*LISTING*:
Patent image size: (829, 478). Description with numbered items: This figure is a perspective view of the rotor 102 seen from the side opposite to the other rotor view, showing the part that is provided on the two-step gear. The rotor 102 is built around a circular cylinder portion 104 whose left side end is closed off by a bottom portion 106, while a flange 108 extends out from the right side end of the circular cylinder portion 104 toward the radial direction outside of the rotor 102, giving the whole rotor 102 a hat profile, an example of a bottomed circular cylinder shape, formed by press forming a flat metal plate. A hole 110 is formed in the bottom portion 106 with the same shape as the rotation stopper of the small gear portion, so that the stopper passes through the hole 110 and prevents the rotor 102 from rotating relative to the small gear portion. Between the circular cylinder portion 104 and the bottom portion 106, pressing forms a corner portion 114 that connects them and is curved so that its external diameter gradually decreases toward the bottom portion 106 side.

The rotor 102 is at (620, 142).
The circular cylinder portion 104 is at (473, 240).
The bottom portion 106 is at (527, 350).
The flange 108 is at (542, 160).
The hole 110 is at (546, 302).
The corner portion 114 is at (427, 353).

*YOUR GOAL*: Revise all of the records above by replacing "perspective view" with "oblique view", leaving everything else unchanged.

*SOLUTION TO THE EXERCISE*:
Patent image size: (829, 478). Description with numbered items: This figure is a oblique view of the rotor 102 seen from the side opposite to the other rotor view, showing the part that is provided on the two-step gear. The rotor 102 is built around a circular cylinder portion 104 whose left side end is closed off by a bottom portion 106, while a flange 108 extends out from the right side end of the circular cylinder portion 104 toward the radial direction outside of the rotor 102, giving the whole rotor 102 a hat profile, an example of a bottomed circular cylinder shape, formed by press forming a flat metal plate. A hole 110 is formed in the bottom portion 106 with the same shape as the rotation stopper of the small gear portion, so that the stopper passes through the hole 110 and prevents the rotor 102 from rotating relative to the small gear portion. Between the circular cylinder portion 104 and the bottom portion 106, pressing forms a corner portion 114 that connects them and is curved so that its external diameter gradually decreases toward the bottom portion 106 side.

The rotor 102 is at (620, 142).
The circular cylinder portion 104 is at (473, 240).
The bottom portion 106 is at (527, 350).
The flange 108 is at (542, 160).
The hole 110 is at (546, 302).
The corner portion 114 is at (427, 353).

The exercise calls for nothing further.